§ Data excerpts:
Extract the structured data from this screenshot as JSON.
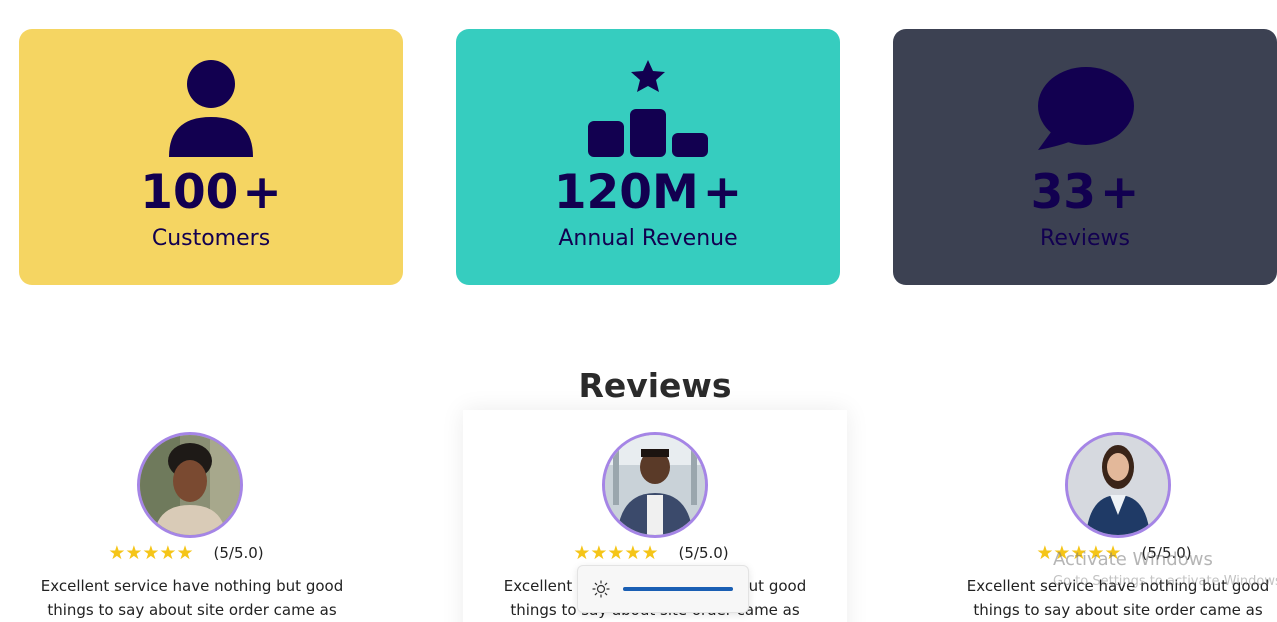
{
  "stats": [
    {
      "number": "100",
      "suffix": "+",
      "label": "Customers",
      "icon": "user-icon",
      "bg": "#f5d562"
    },
    {
      "number": "120M",
      "suffix": "+",
      "label": "Annual Revenue",
      "icon": "podium-star-icon",
      "bg": "#36cdbf"
    },
    {
      "number": "33",
      "suffix": "+",
      "label": "Reviews",
      "icon": "chat-bubble-icon",
      "bg": "#3c4152"
    }
  ],
  "colors": {
    "stat_text": "#120050",
    "avatar_border": "#a585e6",
    "star": "#f5c518",
    "brightness_fill": "#1a5fb4"
  },
  "reviews": {
    "heading": "Reviews",
    "items": [
      {
        "stars": "★★★★★",
        "rating": "(5/5.0)",
        "text": "Excellent service have nothing but good things to say about site order came as"
      },
      {
        "stars": "★★★★★",
        "rating": "(5/5.0)",
        "text": "Excellent service have nothing but good things to say about site order came as"
      },
      {
        "stars": "★★★★★",
        "rating": "(5/5.0)",
        "text": "Excellent service have nothing but good things to say about site order came as"
      }
    ]
  },
  "brightness": {
    "icon": "sun-icon",
    "level": 1.0
  },
  "watermark": {
    "title": "Activate Windows",
    "subtitle": "Go to Settings to activate Windows."
  }
}
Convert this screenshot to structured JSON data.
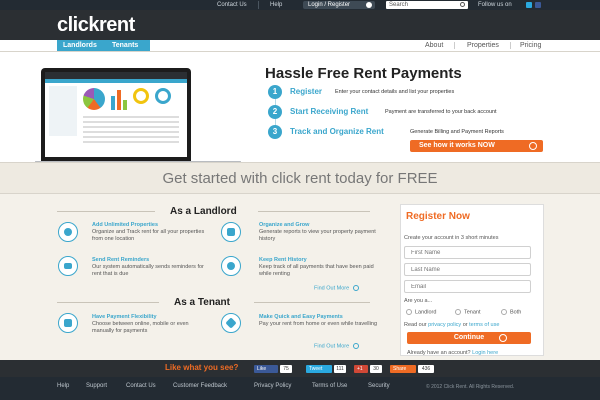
{
  "topbar": {
    "contact_us": "Contact Us",
    "help": "Help",
    "login_register": "Login / Register",
    "search_placeholder": "Search",
    "follow_us": "Follow us on"
  },
  "header": {
    "logo_click": "click",
    "logo_rent": "rent"
  },
  "nav": {
    "user_tabs": [
      "Landlords",
      "Tenants"
    ],
    "links": [
      "About",
      "Properties",
      "Pricing"
    ]
  },
  "hero": {
    "title": "Hassle Free Rent Payments",
    "steps": [
      {
        "num": "1",
        "title": "Register",
        "desc": "Enter your contact details and list your properties"
      },
      {
        "num": "2",
        "title": "Start Receiving Rent",
        "desc": "Payment are transferred to your back account"
      },
      {
        "num": "3",
        "title": "Track and Organize Rent",
        "desc": "Generate Billing and Payment Reports"
      }
    ],
    "cta": "See how it works NOW"
  },
  "banner": {
    "text": "Get started with click rent today for FREE"
  },
  "landlord": {
    "heading": "As a Landlord",
    "features": [
      {
        "title": "Add Unlimited Properties",
        "desc": "Organize and Track rent for all your properties from one location",
        "icon": "globe-icon"
      },
      {
        "title": "Organize and Grow",
        "desc": "Generate reports to view your property payment history",
        "icon": "tablet-icon"
      },
      {
        "title": "Send Rent Reminders",
        "desc": "Our system automatically sends reminders for rent that is due",
        "icon": "mail-icon"
      },
      {
        "title": "Keep Rent History",
        "desc": "Keep track of all payments that have been paid while renting",
        "icon": "history-icon"
      }
    ],
    "find_out_more": "Find Out More"
  },
  "tenant": {
    "heading": "As a Tenant",
    "features": [
      {
        "title": "Have Payment Flexibility",
        "desc": "Choose between online, mobile or even manually for payments",
        "icon": "devices-icon"
      },
      {
        "title": "Make Quick and Easy Payments",
        "desc": "Pay your rent from home or even while travelling",
        "icon": "lightning-icon"
      }
    ],
    "find_out_more": "Find Out More"
  },
  "register": {
    "title": "Register Now",
    "subtitle": "Create your account in 3 short minutes",
    "first_name": "First Name",
    "last_name": "Last Name",
    "email": "Email",
    "are_you": "Are you a...",
    "options": [
      "Landlord",
      "Tenant",
      "Both"
    ],
    "terms_pre": "Read our",
    "privacy": "privacy policy",
    "or": "or",
    "terms": "terms of use",
    "continue": "Continue",
    "login_pre": "Already have an account?",
    "login_link": "Login here"
  },
  "social": {
    "prompt": "Like what you see?",
    "buttons": [
      {
        "label": "Like",
        "count": "75",
        "color": "#3b5998"
      },
      {
        "label": "Tweet",
        "count": "111",
        "color": "#2aa9e0"
      },
      {
        "label": "+1",
        "count": "30",
        "color": "#d14836"
      },
      {
        "label": "Share",
        "count": "436",
        "color": "#ef6b24"
      }
    ]
  },
  "footer": {
    "links": [
      "Help",
      "Support",
      "Contact Us",
      "Customer Feedback",
      "Privacy Policy",
      "Terms of Use",
      "Security"
    ],
    "copyright": "© 2012 Click Rent. All Rights Reserved."
  },
  "colors": {
    "accent_blue": "#3aa6cc",
    "accent_orange": "#ef6b24",
    "dark": "#2b2f33"
  }
}
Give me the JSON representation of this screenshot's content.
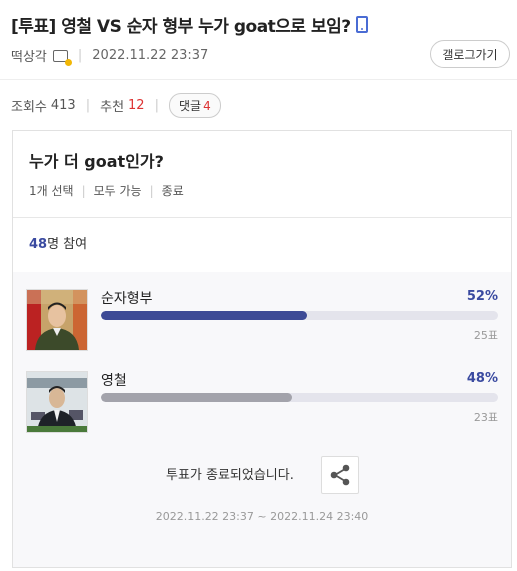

§ What is asked: In this exercise, set down all of the data exactly, without the pictures.

§ Written solution:
Extract the structured data from this screenshot as JSON.
{
  "stats": [
    {
      "number": "100",
      "suffix": "+",
      "label": "Customers",
      "icon": "user-icon",
      "bg": "#f5d562"
    },
    {
      "number": "120M",
      "suffix": "+",
      "label": "Annual Revenue",
      "icon": "podium-star-icon",
      "bg": "#36cdbf"
    },
    {
      "number": "33",
      "suffix": "+",
      "label": "Reviews",
      "icon": "chat-bubble-icon",
      "bg": "#3c4152"
    }
  ],
  "colors": {
    "stat_text": "#120050",
    "avatar_border": "#a585e6",
    "star": "#f5c518",
    "brightness_fill": "#1a5fb4"
  },
  "reviews": {
    "heading": "Reviews",
    "items": [
      {
        "stars": "★★★★★",
        "rating": "(5/5.0)",
        "text": "Excellent service have nothing but good things to say about site order came as"
      },
      {
        "stars": "★★★★★",
        "rating": "(5/5.0)",
        "text": "Excellent service have nothing but good things to say about site order came as"
      },
      {
        "stars": "★★★★★",
        "rating": "(5/5.0)",
        "text": "Excellent service have nothing but good things to say about site order came as"
      }
    ]
  },
  "brightness": {
    "icon": "sun-icon",
    "level": 1.0
  },
  "watermark": {
    "title": "Activate Windows",
    "subtitle": "Go to Settings to activate Windows."
  }
}
Convert this screenshot to structured JSON data.
{
  "topbar": {
    "contact_us": "Contact Us",
    "help": "Help",
    "login_register": "Login / Register",
    "search_placeholder": "Search",
    "follow_us": "Follow us on"
  },
  "header": {
    "logo_click": "click",
    "logo_rent": "rent"
  },
  "nav": {
    "user_tabs": [
      "Landlords",
      "Tenants"
    ],
    "links": [
      "About",
      "Properties",
      "Pricing"
    ]
  },
  "hero": {
    "title": "Hassle Free Rent Payments",
    "steps": [
      {
        "num": "1",
        "title": "Register",
        "desc": "Enter your contact details and list your properties"
      },
      {
        "num": "2",
        "title": "Start Receiving Rent",
        "desc": "Payment are transferred to your back account"
      },
      {
        "num": "3",
        "title": "Track and Organize Rent",
        "desc": "Generate Billing and Payment Reports"
      }
    ],
    "cta": "See how it works NOW"
  },
  "banner": {
    "text": "Get started with click rent today for FREE"
  },
  "landlord": {
    "heading": "As a Landlord",
    "features": [
      {
        "title": "Add Unlimited Properties",
        "desc": "Organize and Track rent for all your properties from one location",
        "icon": "globe-icon"
      },
      {
        "title": "Organize and Grow",
        "desc": "Generate reports to view your property payment history",
        "icon": "tablet-icon"
      },
      {
        "title": "Send Rent Reminders",
        "desc": "Our system automatically sends reminders for rent that is due",
        "icon": "mail-icon"
      },
      {
        "title": "Keep Rent History",
        "desc": "Keep track of all payments that have been paid while renting",
        "icon": "history-icon"
      }
    ],
    "find_out_more": "Find Out More"
  },
  "tenant": {
    "heading": "As a Tenant",
    "features": [
      {
        "title": "Have Payment Flexibility",
        "desc": "Choose between online, mobile or even manually for payments",
        "icon": "devices-icon"
      },
      {
        "title": "Make Quick and Easy Payments",
        "desc": "Pay your rent from home or even while travelling",
        "icon": "lightning-icon"
      }
    ],
    "find_out_more": "Find Out More"
  },
  "register": {
    "title": "Register Now",
    "subtitle": "Create your account in 3 short minutes",
    "first_name": "First Name",
    "last_name": "Last Name",
    "email": "Email",
    "are_you": "Are you a...",
    "options": [
      "Landlord",
      "Tenant",
      "Both"
    ],
    "terms_pre": "Read our",
    "privacy": "privacy policy",
    "or": "or",
    "terms": "terms of use",
    "continue": "Continue",
    "login_pre": "Already have an account?",
    "login_link": "Login here"
  },
  "social": {
    "prompt": "Like what you see?",
    "buttons": [
      {
        "label": "Like",
        "count": "75",
        "color": "#3b5998"
      },
      {
        "label": "Tweet",
        "count": "111",
        "color": "#2aa9e0"
      },
      {
        "label": "+1",
        "count": "30",
        "color": "#d14836"
      },
      {
        "label": "Share",
        "count": "436",
        "color": "#ef6b24"
      }
    ]
  },
  "footer": {
    "links": [
      "Help",
      "Support",
      "Contact Us",
      "Customer Feedback",
      "Privacy Policy",
      "Terms of Use",
      "Security"
    ],
    "copyright": "© 2012 Click Rent. All Rights Reserved."
  },
  "colors": {
    "accent_blue": "#3aa6cc",
    "accent_orange": "#ef6b24",
    "dark": "#2b2f33"
  }
}
Give me the JSON representation of this screenshot's content.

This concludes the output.